WHAT IS ASKED:
Find the word "name" in the data. Return every line where it appears.

Data tied to figure images
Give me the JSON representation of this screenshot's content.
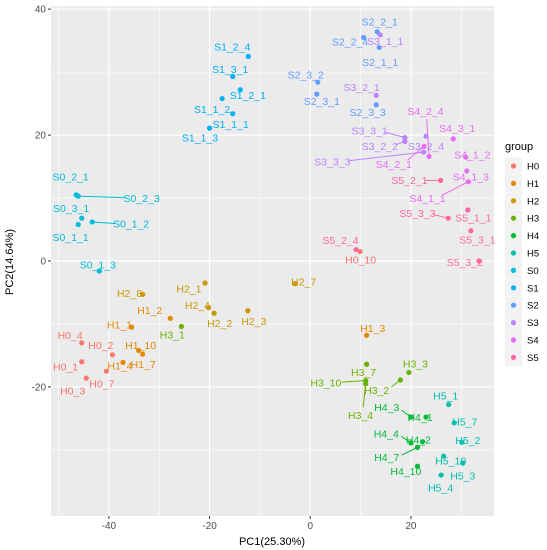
{
  "chart_data": {
    "type": "scatter",
    "xlabel": "PC1(25.30%)",
    "ylabel": "PC2(14.64%)",
    "xlim": [
      -51.5,
      36.5
    ],
    "ylim": [
      -40.5,
      40.5
    ],
    "xticks": [
      -40,
      -20,
      0,
      20
    ],
    "yticks": [
      -20,
      0,
      20,
      40
    ],
    "grid": true,
    "legend": {
      "title": "group",
      "position": "right"
    },
    "groups": [
      {
        "name": "H0",
        "color": "#F8766D"
      },
      {
        "name": "H1",
        "color": "#E58700"
      },
      {
        "name": "H2",
        "color": "#C99800"
      },
      {
        "name": "H3",
        "color": "#6BB100"
      },
      {
        "name": "H4",
        "color": "#00BA38"
      },
      {
        "name": "H5",
        "color": "#00C0AF"
      },
      {
        "name": "S0",
        "color": "#00BCD8"
      },
      {
        "name": "S1",
        "color": "#00B0F6"
      },
      {
        "name": "S2",
        "color": "#619CFF"
      },
      {
        "name": "S3",
        "color": "#B983FF"
      },
      {
        "name": "S4",
        "color": "#E76BF3"
      },
      {
        "name": "S5",
        "color": "#FF67A4"
      }
    ],
    "points": [
      {
        "label": "H0_1",
        "group": "H0",
        "x": -45.4,
        "y": -16.0,
        "lx": -48.6,
        "ly": -16.8
      },
      {
        "label": "H0_2",
        "group": "H0",
        "x": -39.3,
        "y": -14.9,
        "lx": -41.6,
        "ly": -13.4
      },
      {
        "label": "H0_3",
        "group": "H0",
        "x": -44.5,
        "y": -18.6,
        "lx": -47.2,
        "ly": -20.6
      },
      {
        "label": "H0_4",
        "group": "H0",
        "x": -45.4,
        "y": -13.0,
        "lx": -47.7,
        "ly": -11.8
      },
      {
        "label": "H0_7",
        "group": "H0",
        "x": -40.5,
        "y": -17.5,
        "lx": -41.4,
        "ly": -19.5
      },
      {
        "label": "H0_10",
        "group": "H0",
        "x": 9.9,
        "y": 1.5,
        "lx": 10.0,
        "ly": 0.2
      },
      {
        "label": "H1_1",
        "group": "H1",
        "x": -35.5,
        "y": -10.5,
        "lx": -37.9,
        "ly": -10.1
      },
      {
        "label": "H1_2",
        "group": "H1",
        "x": -27.8,
        "y": -9.1,
        "lx": -31.9,
        "ly": -7.8
      },
      {
        "label": "H1_3",
        "group": "H1",
        "x": 11.2,
        "y": -11.8,
        "lx": 12.4,
        "ly": -10.7
      },
      {
        "label": "H1_4",
        "group": "H1",
        "x": -37.2,
        "y": -16.1,
        "lx": -37.8,
        "ly": -16.6
      },
      {
        "label": "H1_7",
        "group": "H1",
        "x": -33.3,
        "y": -14.8,
        "lx": -33.2,
        "ly": -16.4
      },
      {
        "label": "H1_10",
        "group": "H1",
        "x": -34.1,
        "y": -14.2,
        "lx": -33.7,
        "ly": -13.4
      },
      {
        "label": "H2_1",
        "group": "H2",
        "x": -20.9,
        "y": -3.5,
        "lx": -24.1,
        "ly": -4.4
      },
      {
        "label": "H2_2",
        "group": "H2",
        "x": -19.1,
        "y": -8.3,
        "lx": -18.0,
        "ly": -9.9
      },
      {
        "label": "H2_3",
        "group": "H2",
        "x": -12.4,
        "y": -7.9,
        "lx": -11.2,
        "ly": -9.6
      },
      {
        "label": "H2_4",
        "group": "H2",
        "x": -20.2,
        "y": -7.4,
        "lx": -22.4,
        "ly": -7.0
      },
      {
        "label": "H2_7",
        "group": "H2",
        "x": -3.0,
        "y": -3.6,
        "lx": -1.3,
        "ly": -3.3
      },
      {
        "label": "H2_8",
        "group": "H2",
        "x": -33.3,
        "y": -5.3,
        "lx": -35.9,
        "ly": -5.1
      },
      {
        "label": "H3_1",
        "group": "H3",
        "x": -25.6,
        "y": -10.4,
        "lx": -27.4,
        "ly": -11.7
      },
      {
        "label": "H3_2",
        "group": "H3",
        "x": 17.9,
        "y": -18.9,
        "lx": 13.2,
        "ly": -20.5
      },
      {
        "label": "H3_3",
        "group": "H3",
        "x": 19.6,
        "y": -17.7,
        "lx": 20.9,
        "ly": -16.3
      },
      {
        "label": "H3_4",
        "group": "H3",
        "x": 11.0,
        "y": -19.5,
        "lx": 10.0,
        "ly": -24.5
      },
      {
        "label": "H3_7",
        "group": "H3",
        "x": 11.2,
        "y": -16.4,
        "lx": 10.6,
        "ly": -17.7
      },
      {
        "label": "H3_10",
        "group": "H3",
        "x": 11.0,
        "y": -19.0,
        "lx": 3.1,
        "ly": -19.3
      },
      {
        "label": "H4_1",
        "group": "H4",
        "x": 23.0,
        "y": -24.8,
        "lx": 21.8,
        "ly": -24.8
      },
      {
        "label": "H4_2",
        "group": "H4",
        "x": 22.3,
        "y": -28.7,
        "lx": 21.5,
        "ly": -28.4
      },
      {
        "label": "H4_3",
        "group": "H4",
        "x": 20.0,
        "y": -24.8,
        "lx": 15.2,
        "ly": -23.2
      },
      {
        "label": "H4_4",
        "group": "H4",
        "x": 20.0,
        "y": -28.9,
        "lx": 15.1,
        "ly": -27.4
      },
      {
        "label": "H4_7",
        "group": "H4",
        "x": 21.3,
        "y": -29.6,
        "lx": 15.2,
        "ly": -31.2
      },
      {
        "label": "H4_10",
        "group": "H4",
        "x": 21.3,
        "y": -32.6,
        "lx": 19.0,
        "ly": -33.4
      },
      {
        "label": "H5_1",
        "group": "H5",
        "x": 27.5,
        "y": -22.8,
        "lx": 26.9,
        "ly": -21.4
      },
      {
        "label": "H5_2",
        "group": "H5",
        "x": 30.1,
        "y": -28.8,
        "lx": 31.3,
        "ly": -28.5
      },
      {
        "label": "H5_3",
        "group": "H5",
        "x": 30.3,
        "y": -32.1,
        "lx": 30.3,
        "ly": -34.1
      },
      {
        "label": "H5_4",
        "group": "H5",
        "x": 26.0,
        "y": -34.0,
        "lx": 25.9,
        "ly": -36.0
      },
      {
        "label": "H5_7",
        "group": "H5",
        "x": 28.6,
        "y": -25.7,
        "lx": 30.7,
        "ly": -25.5
      },
      {
        "label": "H5_10",
        "group": "H5",
        "x": 26.5,
        "y": -31.0,
        "lx": 27.9,
        "ly": -31.7
      },
      {
        "label": "S0_1_1",
        "group": "S0",
        "x": -46.1,
        "y": 5.8,
        "lx": -47.6,
        "ly": 3.8
      },
      {
        "label": "S0_1_2",
        "group": "S0",
        "x": -43.3,
        "y": 6.2,
        "lx": -35.6,
        "ly": 5.9
      },
      {
        "label": "S0_1_3",
        "group": "S0",
        "x": -41.9,
        "y": -1.6,
        "lx": -42.2,
        "ly": -0.6
      },
      {
        "label": "S0_2_1",
        "group": "S0",
        "x": -46.5,
        "y": 10.5,
        "lx": -47.6,
        "ly": 13.4
      },
      {
        "label": "S0_2_3",
        "group": "S0",
        "x": -46.1,
        "y": 10.3,
        "lx": -33.5,
        "ly": 10.0
      },
      {
        "label": "S0_3_1",
        "group": "S0",
        "x": -45.4,
        "y": 6.8,
        "lx": -47.5,
        "ly": 8.4
      },
      {
        "label": "S1_1_1",
        "group": "S1",
        "x": -15.4,
        "y": 23.4,
        "lx": -15.8,
        "ly": 21.7
      },
      {
        "label": "S1_1_2",
        "group": "S1",
        "x": -17.5,
        "y": 25.8,
        "lx": -19.5,
        "ly": 24.1
      },
      {
        "label": "S1_1_3",
        "group": "S1",
        "x": -20.0,
        "y": 21.1,
        "lx": -21.9,
        "ly": 19.6
      },
      {
        "label": "S1_2_1",
        "group": "S1",
        "x": -13.9,
        "y": 27.2,
        "lx": -12.4,
        "ly": 26.3
      },
      {
        "label": "S1_2_4",
        "group": "S1",
        "x": -12.3,
        "y": 32.5,
        "lx": -15.5,
        "ly": 34.0
      },
      {
        "label": "S1_3_1",
        "group": "S1",
        "x": -15.4,
        "y": 29.3,
        "lx": -15.9,
        "ly": 30.5
      },
      {
        "label": "S2_1_1",
        "group": "S2",
        "x": 13.7,
        "y": 33.9,
        "lx": 13.9,
        "ly": 31.6
      },
      {
        "label": "S2_2_1",
        "group": "S2",
        "x": 13.3,
        "y": 36.4,
        "lx": 13.8,
        "ly": 38.0
      },
      {
        "label": "S2_2_4",
        "group": "S2",
        "x": 10.6,
        "y": 35.5,
        "lx": 7.9,
        "ly": 34.8
      },
      {
        "label": "S2_3_1",
        "group": "S2",
        "x": 1.3,
        "y": 26.5,
        "lx": 2.3,
        "ly": 25.4
      },
      {
        "label": "S2_3_2",
        "group": "S2",
        "x": 1.5,
        "y": 28.4,
        "lx": -0.9,
        "ly": 29.6
      },
      {
        "label": "S2_3_3",
        "group": "S2",
        "x": 13.1,
        "y": 24.8,
        "lx": 11.4,
        "ly": 23.6
      },
      {
        "label": "S3_1_1",
        "group": "S3",
        "x": 13.9,
        "y": 35.9,
        "lx": 14.9,
        "ly": 34.9
      },
      {
        "label": "S3_2_1",
        "group": "S3",
        "x": 13.1,
        "y": 26.3,
        "lx": 10.2,
        "ly": 27.6
      },
      {
        "label": "S3_2_2",
        "group": "S3",
        "x": 18.8,
        "y": 19.0,
        "lx": 13.8,
        "ly": 18.2
      },
      {
        "label": "S3_2_4",
        "group": "S3",
        "x": 23.0,
        "y": 19.8,
        "lx": 23.0,
        "ly": 18.2
      },
      {
        "label": "S3_3_1",
        "group": "S3",
        "x": 18.8,
        "y": 19.6,
        "lx": 11.8,
        "ly": 20.7
      },
      {
        "label": "S3_3_3",
        "group": "S3",
        "x": 22.5,
        "y": 17.3,
        "lx": 4.4,
        "ly": 15.8
      },
      {
        "label": "S4_1_1",
        "group": "S4",
        "x": 31.4,
        "y": 12.6,
        "lx": 23.3,
        "ly": 10.0
      },
      {
        "label": "S4_1_2",
        "group": "S4",
        "x": 30.9,
        "y": 16.5,
        "lx": 32.2,
        "ly": 16.9
      },
      {
        "label": "S4_1_3",
        "group": "S4",
        "x": 31.1,
        "y": 14.3,
        "lx": 31.9,
        "ly": 13.4
      },
      {
        "label": "S4_2_1",
        "group": "S4",
        "x": 22.6,
        "y": 18.2,
        "lx": 16.6,
        "ly": 15.4
      },
      {
        "label": "S4_2_4",
        "group": "S4",
        "x": 23.6,
        "y": 16.6,
        "lx": 22.9,
        "ly": 23.8
      },
      {
        "label": "S4_3_1",
        "group": "S4",
        "x": 28.4,
        "y": 19.4,
        "lx": 29.2,
        "ly": 21.1
      },
      {
        "label": "S5_1_1",
        "group": "S5",
        "x": 31.3,
        "y": 8.1,
        "lx": 32.4,
        "ly": 6.9
      },
      {
        "label": "S5_2_1",
        "group": "S5",
        "x": 25.9,
        "y": 12.8,
        "lx": 19.7,
        "ly": 12.8
      },
      {
        "label": "S5_2_4",
        "group": "S5",
        "x": 9.1,
        "y": 1.8,
        "lx": 6.0,
        "ly": 3.3
      },
      {
        "label": "S5_3_1",
        "group": "S5",
        "x": 31.9,
        "y": 4.8,
        "lx": 33.2,
        "ly": 3.4
      },
      {
        "label": "S5_3_2",
        "group": "S5",
        "x": 33.5,
        "y": 0.0,
        "lx": 30.7,
        "ly": -0.2
      },
      {
        "label": "S5_3_3",
        "group": "S5",
        "x": 27.4,
        "y": 6.8,
        "lx": 21.3,
        "ly": 7.6
      }
    ]
  }
}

RESPONSE TO THE TASK:
        "name": "H0",
        "name": "H1",
        "name": "H2",
        "name": "H3",
        "name": "H4",
        "name": "H5",
        "name": "S0",
        "name": "S1",
        "name": "S2",
        "name": "S3",
        "name": "S4",
        "name": "S5",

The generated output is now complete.